### Text excerpt
= = = =

TLDR: Mixed attackers suffer the worst from this split evs system dilemma, as they have to make the most compromises to try and achieve their intended purpose, compared to pure attackers or even walls.
 
Realistically speaking, mixed attackers are just used wrongly.

People think that they're meant to use both stats at same time. No, the deal is that they *can* use both stats.
Which means that you can't prepare for both. If you followed OU recently, one of the reasons people at some point were calling for Iron Valiant's ban/suspect in the past as well as, say, Kyurem's, was specifically that you couldn't tell if they're phisical or special from team preview alone. You could send in Blissey only to be smacked by a Close Combat, but equally send in Slowbro and eat Shadow Ball instead. Similar discourse applies to Kyurem, send in a special wall for it to DDance in your face, or send in a phisical wall only to eat a Earth Power and get 1hkod or badly chunked. (Problem further exacerbated by Terastal obviously).
The "potential" to use both is much more impactful than "actually using both". Expecially as there's only so many moveslots a pokemon can use, so the freedom to use both sides of the spectrum is not "really" there.
(This obviously doesn't actually apply to current VGC tournament system, open team sheet removes the surprise factor, but you can still make use of this on the regular VGC ladder)

The real problem "mixed attackers" face isn't EVs, it's the fact that the mixed attack stats actually eat at their BST. Expecially with today's powercreep, if you want to be even remotely viable as attacker, you're looking at 120+ in atk or spatk (bar having some particularly busted signature move or ability to compensate a low base stat). But if your budget is 550 bst, and you're already allocating 250 of those in offenses, that means you are going to either be insanely slow or insanely squishy (or both for lower bst ends).
Actively using both stats hasn't really been a thing for dedicated sweepers in ages, other than to snipe a surprise KO, but surprise coverage isn't something strictly related to mixed attackers. Garchomp has run Flamethrower, Lando has run Grass Knot, heck people ran Hidden Power on mons with 50 special attack in some cases to snipe 4x weak enemies. But even on mon that had high secondary offensive stat, running mixed sets just was almost never optimal over just investing stab / stab / setup / coverage instead.
 
Here's a minor annoyance:

I always felt like the game should have treated 255 EVs in a stat as equivalent to 256, giving you another point for the last 3 EVs instead of "wasting" them. Like it always felt that the intention was to allow the player to max out precisely two stats anyway, since the total limit was capped at 510.

= = = =

### Work to complete
In the text on mixed attackers, what does the writer say is the real problem mixed attackers face?

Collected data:

= = = =

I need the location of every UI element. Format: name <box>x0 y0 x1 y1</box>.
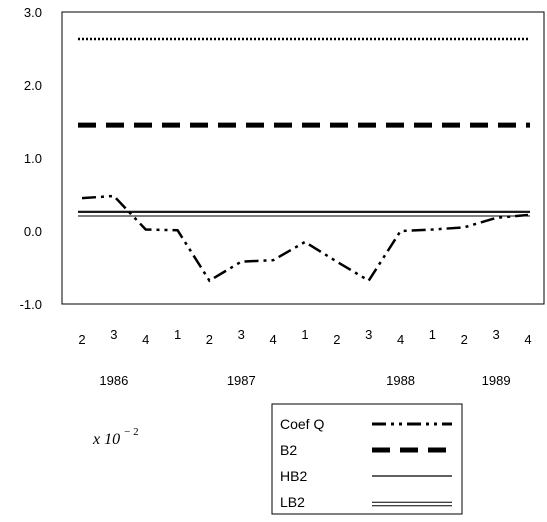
x-tick-label: 3 <box>365 327 372 342</box>
y-tick-label: 0.0 <box>24 224 42 239</box>
x-tick-label: 2 <box>461 332 468 347</box>
legend-label: B2 <box>280 442 297 458</box>
scale-note: x 10 − 2 <box>92 426 139 448</box>
y-axis-ticks: 3.0 2.0 1.0 0.0 -1.0 <box>20 5 42 312</box>
year-label: 1989 <box>482 373 511 388</box>
x-tick-label: 1 <box>301 327 308 342</box>
y-tick-label: 3.0 <box>24 5 42 20</box>
legend: Coef Q B2 HB2 LB2 <box>271 403 463 515</box>
series-layer <box>78 37 530 283</box>
x-tick-label: 4 <box>524 332 531 347</box>
x-tick-label: 4 <box>270 332 277 347</box>
plot-area-frame <box>61 11 545 305</box>
x-tick-label: 1 <box>174 327 181 342</box>
year-label: 1986 <box>99 373 128 388</box>
legend-box <box>271 403 463 515</box>
y-tick-label: 1.0 <box>24 151 42 166</box>
x-tick-label: 3 <box>493 327 500 342</box>
x-tick-label: 2 <box>206 332 213 347</box>
year-label: 1988 <box>386 373 415 388</box>
legend-label: Coef Q <box>280 416 324 432</box>
x-tick-label: 2 <box>333 332 340 347</box>
series-coef-q-line <box>81 194 529 283</box>
x-tick-label: 3 <box>238 327 245 342</box>
legend-label: HB2 <box>280 468 307 484</box>
year-label: 1987 <box>227 373 256 388</box>
x-tick-label: 3 <box>110 327 117 342</box>
y-tick-label: 2.0 <box>24 78 42 93</box>
x-tick-label: 4 <box>142 332 149 347</box>
x-tick-label: 1 <box>429 327 436 342</box>
x-tick-label: 4 <box>397 332 404 347</box>
legend-label: LB2 <box>280 494 305 510</box>
x-axis-year-labels: 1986 1987 1988 1989 <box>99 373 510 388</box>
y-tick-label: -1.0 <box>20 297 42 312</box>
x-tick-label: 2 <box>78 332 85 347</box>
x-axis-quarter-labels: 2 3 4 1 2 3 4 1 2 3 4 1 2 3 4 <box>78 327 531 347</box>
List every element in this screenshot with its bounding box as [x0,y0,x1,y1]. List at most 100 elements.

= = = =

### Result below
Their mixed attack stats eat into their BST.